▶ _GIVEN PROBLEM_: Repeat what the lines below say, word for word, and skip every image.

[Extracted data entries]
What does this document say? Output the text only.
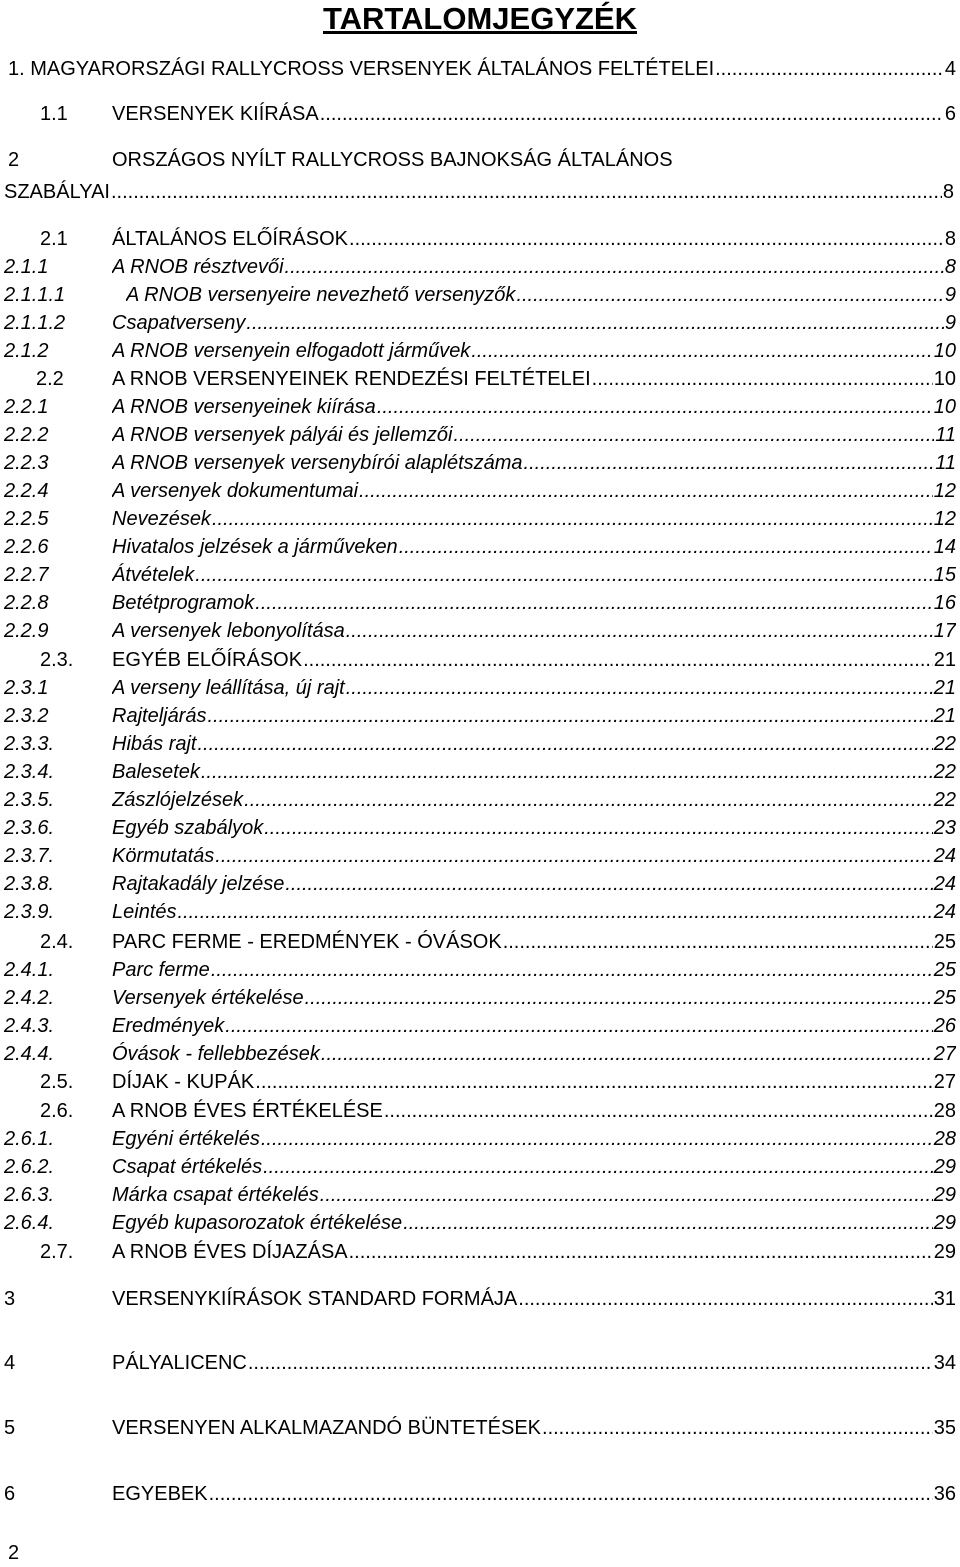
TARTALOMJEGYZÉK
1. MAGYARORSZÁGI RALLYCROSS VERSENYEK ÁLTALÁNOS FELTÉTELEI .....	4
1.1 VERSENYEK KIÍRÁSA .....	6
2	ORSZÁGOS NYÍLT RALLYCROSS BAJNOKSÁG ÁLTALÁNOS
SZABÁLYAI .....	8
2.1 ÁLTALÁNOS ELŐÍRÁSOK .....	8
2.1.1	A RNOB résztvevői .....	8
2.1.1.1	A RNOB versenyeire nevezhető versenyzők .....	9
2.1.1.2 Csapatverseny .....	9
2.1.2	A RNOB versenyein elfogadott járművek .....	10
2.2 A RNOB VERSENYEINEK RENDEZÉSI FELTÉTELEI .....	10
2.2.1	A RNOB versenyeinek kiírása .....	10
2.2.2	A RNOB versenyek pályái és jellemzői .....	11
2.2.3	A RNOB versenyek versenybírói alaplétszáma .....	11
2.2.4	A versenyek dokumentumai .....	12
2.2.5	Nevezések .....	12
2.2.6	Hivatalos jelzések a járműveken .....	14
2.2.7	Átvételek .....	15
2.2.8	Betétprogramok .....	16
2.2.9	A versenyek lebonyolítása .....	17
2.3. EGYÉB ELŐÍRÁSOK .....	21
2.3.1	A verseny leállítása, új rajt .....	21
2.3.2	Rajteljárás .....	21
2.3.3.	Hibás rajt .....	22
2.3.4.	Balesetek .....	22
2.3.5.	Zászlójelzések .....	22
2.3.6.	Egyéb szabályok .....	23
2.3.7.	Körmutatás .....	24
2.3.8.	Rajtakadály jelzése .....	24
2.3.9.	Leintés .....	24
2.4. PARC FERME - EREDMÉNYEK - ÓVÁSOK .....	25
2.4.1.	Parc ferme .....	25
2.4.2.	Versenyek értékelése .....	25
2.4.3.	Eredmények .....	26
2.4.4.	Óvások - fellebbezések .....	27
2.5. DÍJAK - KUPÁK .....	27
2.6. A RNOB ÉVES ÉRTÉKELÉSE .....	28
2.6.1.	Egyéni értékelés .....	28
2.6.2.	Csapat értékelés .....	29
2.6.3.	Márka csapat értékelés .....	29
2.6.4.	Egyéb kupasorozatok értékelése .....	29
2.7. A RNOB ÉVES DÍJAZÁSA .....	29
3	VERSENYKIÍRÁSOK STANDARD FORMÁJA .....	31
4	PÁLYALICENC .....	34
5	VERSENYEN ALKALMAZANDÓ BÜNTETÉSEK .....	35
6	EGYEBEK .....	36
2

▶ _RESULT_:
What does this document say? Output the text only.
TARTALOMJEGYZÉK
1. MAGYARORSZÁGI RALLYCROSS VERSENYEK ÁLTALÁNOS FELTÉTELEI .....	4
1.1 VERSENYEK KIÍRÁSA .....	6
2	ORSZÁGOS NYÍLT RALLYCROSS BAJNOKSÁG ÁLTALÁNOS
SZABÁLYAI .....	8
2.1 ÁLTALÁNOS ELŐÍRÁSOK .....	8
2.1.1	A RNOB résztvevői .....	8
2.1.1.1	A RNOB versenyeire nevezhető versenyzők .....	9
2.1.1.2 Csapatverseny .....	9
2.1.2	A RNOB versenyein elfogadott járművek .....	10
2.2 A RNOB VERSENYEINEK RENDEZÉSI FELTÉTELEI .....	10
2.2.1	A RNOB versenyeinek kiírása .....	10
2.2.2	A RNOB versenyek pályái és jellemzői .....	11
2.2.3	A RNOB versenyek versenybírói alaplétszáma .....	11
2.2.4	A versenyek dokumentumai .....	12
2.2.5	Nevezések .....	12
2.2.6	Hivatalos jelzések a járműveken .....	14
2.2.7	Átvételek .....	15
2.2.8	Betétprogramok .....	16
2.2.9	A versenyek lebonyolítása .....	17
2.3. EGYÉB ELŐÍRÁSOK .....	21
2.3.1	A verseny leállítása, új rajt .....	21
2.3.2	Rajteljárás .....	21
2.3.3.	Hibás rajt .....	22
2.3.4.	Balesetek .....	22
2.3.5.	Zászlójelzések .....	22
2.3.6.	Egyéb szabályok .....	23
2.3.7.	Körmutatás .....	24
2.3.8.	Rajtakadály jelzése .....	24
2.3.9.	Leintés .....	24
2.4. PARC FERME - EREDMÉNYEK - ÓVÁSOK .....	25
2.4.1.	Parc ferme .....	25
2.4.2.	Versenyek értékelése .....	25
2.4.3.	Eredmények .....	26
2.4.4.	Óvások - fellebbezések .....	27
2.5. DÍJAK - KUPÁK .....	27
2.6. A RNOB ÉVES ÉRTÉKELÉSE .....	28
2.6.1.	Egyéni értékelés .....	28
2.6.2.	Csapat értékelés .....	29
2.6.3.	Márka csapat értékelés .....	29
2.6.4.	Egyéb kupasorozatok értékelése .....	29
2.7. A RNOB ÉVES DÍJAZÁSA .....	29
3	VERSENYKIÍRÁSOK STANDARD FORMÁJA .....	31
4	PÁLYALICENC .....	34
5	VERSENYEN ALKALMAZANDÓ BÜNTETÉSEK .....	35
6	EGYEBEK .....	36
2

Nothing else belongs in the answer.